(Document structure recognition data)
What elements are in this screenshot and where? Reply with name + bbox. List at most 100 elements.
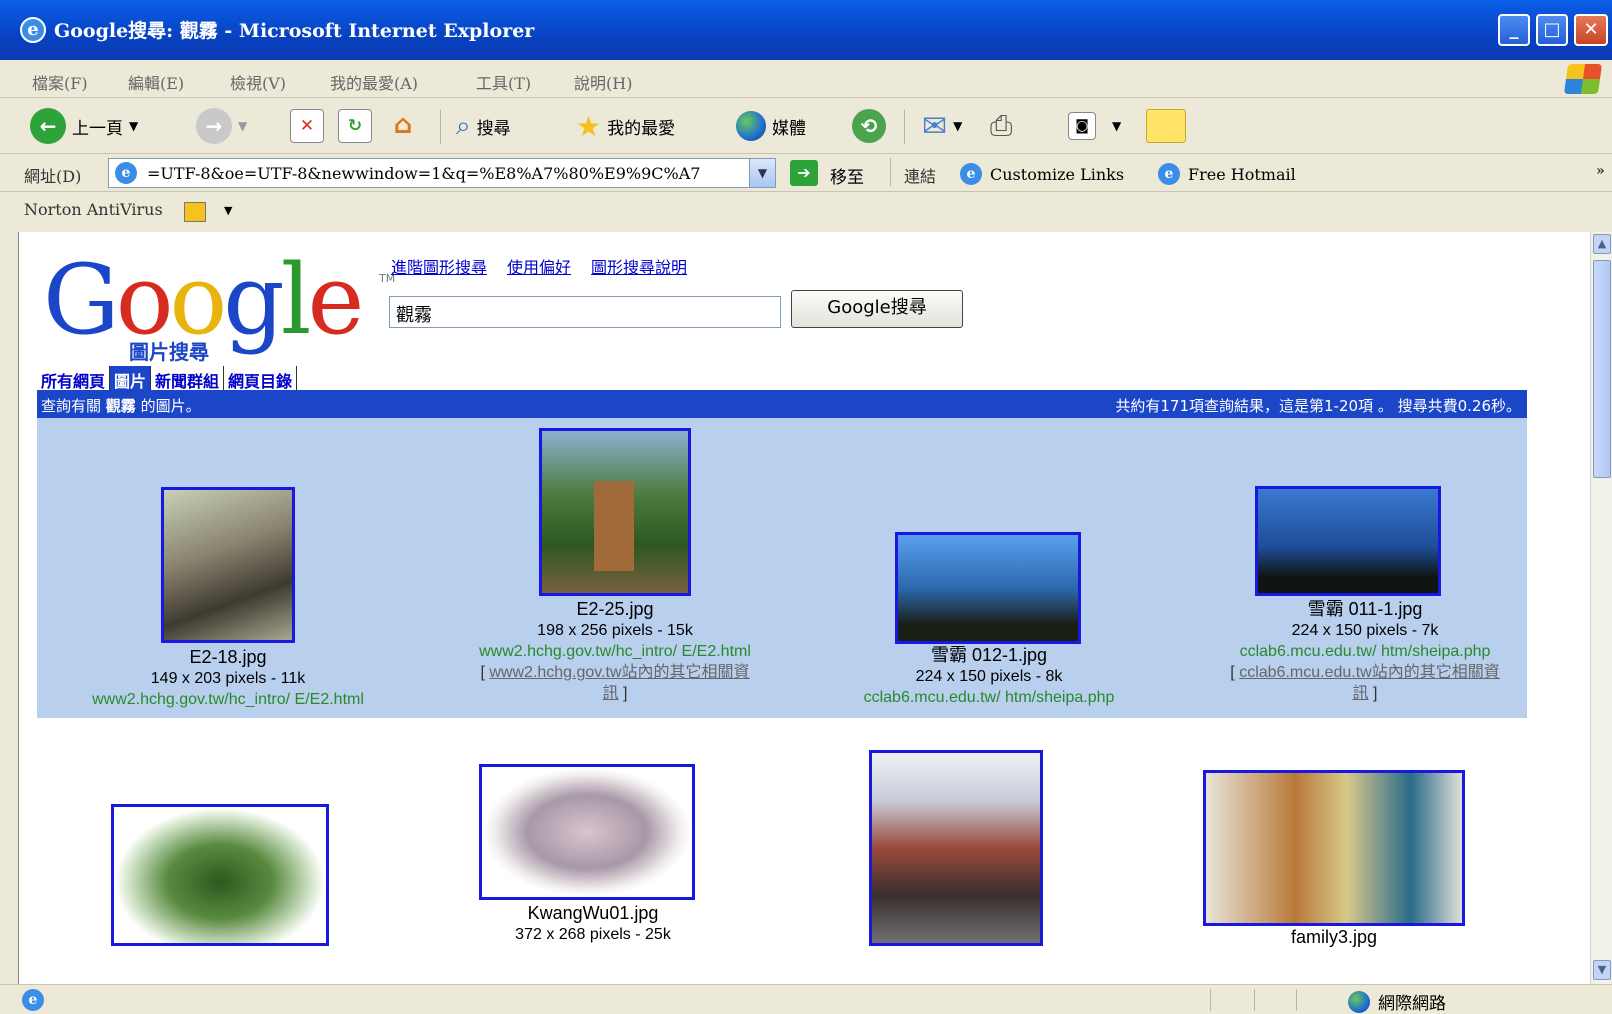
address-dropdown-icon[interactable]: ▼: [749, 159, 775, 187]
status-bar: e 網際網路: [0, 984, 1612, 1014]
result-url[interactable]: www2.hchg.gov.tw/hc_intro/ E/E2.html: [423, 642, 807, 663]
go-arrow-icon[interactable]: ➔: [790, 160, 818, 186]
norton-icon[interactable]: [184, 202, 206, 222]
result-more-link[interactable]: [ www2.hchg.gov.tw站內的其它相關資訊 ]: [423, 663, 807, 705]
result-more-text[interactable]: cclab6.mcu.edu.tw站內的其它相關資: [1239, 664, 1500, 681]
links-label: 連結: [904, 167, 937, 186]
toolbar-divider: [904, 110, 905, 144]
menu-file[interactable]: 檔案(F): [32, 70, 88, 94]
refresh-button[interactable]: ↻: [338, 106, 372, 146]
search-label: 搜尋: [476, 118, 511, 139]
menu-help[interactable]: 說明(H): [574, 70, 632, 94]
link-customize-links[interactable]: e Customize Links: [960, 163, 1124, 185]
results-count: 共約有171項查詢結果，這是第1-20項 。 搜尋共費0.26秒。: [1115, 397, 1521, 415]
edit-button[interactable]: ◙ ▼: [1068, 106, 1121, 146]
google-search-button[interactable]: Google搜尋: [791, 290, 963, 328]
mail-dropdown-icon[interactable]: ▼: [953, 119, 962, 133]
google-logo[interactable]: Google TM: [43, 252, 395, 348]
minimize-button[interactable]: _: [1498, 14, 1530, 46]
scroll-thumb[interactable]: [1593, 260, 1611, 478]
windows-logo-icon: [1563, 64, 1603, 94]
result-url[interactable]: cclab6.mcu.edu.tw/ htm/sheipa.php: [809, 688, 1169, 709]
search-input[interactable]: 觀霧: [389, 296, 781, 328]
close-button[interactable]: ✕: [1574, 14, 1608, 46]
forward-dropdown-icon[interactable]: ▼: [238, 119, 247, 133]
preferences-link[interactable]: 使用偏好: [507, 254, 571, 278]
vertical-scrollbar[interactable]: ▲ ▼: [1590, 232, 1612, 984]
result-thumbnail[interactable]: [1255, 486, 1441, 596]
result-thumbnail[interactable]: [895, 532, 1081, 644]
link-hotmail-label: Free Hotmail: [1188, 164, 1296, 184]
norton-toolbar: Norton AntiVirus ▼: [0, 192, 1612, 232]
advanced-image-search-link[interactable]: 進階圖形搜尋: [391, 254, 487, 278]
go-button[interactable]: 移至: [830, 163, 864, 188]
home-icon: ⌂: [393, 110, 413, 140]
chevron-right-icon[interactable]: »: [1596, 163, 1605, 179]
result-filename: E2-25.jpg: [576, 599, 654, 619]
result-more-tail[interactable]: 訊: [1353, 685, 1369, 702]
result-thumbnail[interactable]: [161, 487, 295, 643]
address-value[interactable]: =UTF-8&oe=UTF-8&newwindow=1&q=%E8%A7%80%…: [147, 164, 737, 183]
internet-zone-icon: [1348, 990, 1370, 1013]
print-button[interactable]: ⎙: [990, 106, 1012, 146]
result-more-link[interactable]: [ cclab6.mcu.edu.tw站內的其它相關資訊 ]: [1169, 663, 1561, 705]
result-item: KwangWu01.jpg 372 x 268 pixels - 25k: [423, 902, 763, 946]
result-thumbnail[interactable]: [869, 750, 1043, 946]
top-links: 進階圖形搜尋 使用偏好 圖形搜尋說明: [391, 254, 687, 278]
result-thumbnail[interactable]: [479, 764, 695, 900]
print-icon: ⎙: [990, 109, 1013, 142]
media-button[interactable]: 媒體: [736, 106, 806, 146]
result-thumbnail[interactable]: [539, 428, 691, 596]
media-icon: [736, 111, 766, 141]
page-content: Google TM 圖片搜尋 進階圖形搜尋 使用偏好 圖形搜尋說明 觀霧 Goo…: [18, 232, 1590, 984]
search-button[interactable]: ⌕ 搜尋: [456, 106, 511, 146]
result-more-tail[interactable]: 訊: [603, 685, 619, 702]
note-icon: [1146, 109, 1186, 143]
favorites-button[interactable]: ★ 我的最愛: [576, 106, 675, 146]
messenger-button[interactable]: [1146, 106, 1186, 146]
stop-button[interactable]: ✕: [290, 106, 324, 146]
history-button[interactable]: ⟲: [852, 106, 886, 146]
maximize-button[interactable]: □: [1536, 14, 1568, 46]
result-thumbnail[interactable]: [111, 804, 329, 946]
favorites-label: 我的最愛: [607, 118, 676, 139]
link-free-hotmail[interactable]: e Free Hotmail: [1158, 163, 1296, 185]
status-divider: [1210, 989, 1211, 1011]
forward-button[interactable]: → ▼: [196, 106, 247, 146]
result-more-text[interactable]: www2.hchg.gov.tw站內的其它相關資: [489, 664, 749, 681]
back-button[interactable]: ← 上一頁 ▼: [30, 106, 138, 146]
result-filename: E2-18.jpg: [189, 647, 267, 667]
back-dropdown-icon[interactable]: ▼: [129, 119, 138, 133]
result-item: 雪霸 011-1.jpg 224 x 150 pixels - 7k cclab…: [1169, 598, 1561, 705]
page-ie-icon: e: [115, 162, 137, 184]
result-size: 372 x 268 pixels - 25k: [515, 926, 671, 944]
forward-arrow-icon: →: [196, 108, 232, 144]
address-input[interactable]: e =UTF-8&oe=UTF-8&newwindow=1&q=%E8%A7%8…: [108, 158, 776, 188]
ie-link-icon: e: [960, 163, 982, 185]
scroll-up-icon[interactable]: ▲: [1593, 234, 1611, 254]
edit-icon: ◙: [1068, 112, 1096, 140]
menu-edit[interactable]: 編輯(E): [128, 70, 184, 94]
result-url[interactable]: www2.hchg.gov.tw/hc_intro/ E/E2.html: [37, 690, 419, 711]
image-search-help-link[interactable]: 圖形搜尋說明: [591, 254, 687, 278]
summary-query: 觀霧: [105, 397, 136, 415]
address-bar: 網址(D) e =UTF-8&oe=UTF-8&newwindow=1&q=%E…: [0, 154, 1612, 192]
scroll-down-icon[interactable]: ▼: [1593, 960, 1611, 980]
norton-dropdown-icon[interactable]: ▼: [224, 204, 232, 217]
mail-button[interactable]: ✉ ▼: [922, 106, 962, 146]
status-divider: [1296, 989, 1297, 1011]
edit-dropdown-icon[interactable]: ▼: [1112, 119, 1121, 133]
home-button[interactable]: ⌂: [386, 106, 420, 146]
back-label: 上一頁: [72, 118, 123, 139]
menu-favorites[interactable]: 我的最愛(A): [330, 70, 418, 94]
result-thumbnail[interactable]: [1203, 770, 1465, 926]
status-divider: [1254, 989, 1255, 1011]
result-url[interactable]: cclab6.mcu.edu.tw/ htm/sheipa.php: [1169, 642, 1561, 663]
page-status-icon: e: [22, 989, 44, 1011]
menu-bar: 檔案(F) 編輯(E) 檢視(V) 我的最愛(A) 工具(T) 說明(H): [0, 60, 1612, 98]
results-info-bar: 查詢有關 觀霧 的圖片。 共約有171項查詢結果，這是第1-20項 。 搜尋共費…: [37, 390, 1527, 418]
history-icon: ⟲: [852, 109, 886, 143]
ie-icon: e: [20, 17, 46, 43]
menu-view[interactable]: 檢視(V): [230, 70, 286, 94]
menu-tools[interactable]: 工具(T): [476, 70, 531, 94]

Task requirements =>
Each line of the entries that contains the word "edit" should be listed.

Response for this exercise =>
edit-button[interactable]: ◙ ▼: [1068, 106, 1121, 146]
edit-icon: ◙: [1068, 112, 1096, 140]
menu-edit[interactable]: 編輯(E): [128, 70, 184, 94]
edit-dropdown-icon[interactable]: ▼: [1112, 119, 1121, 133]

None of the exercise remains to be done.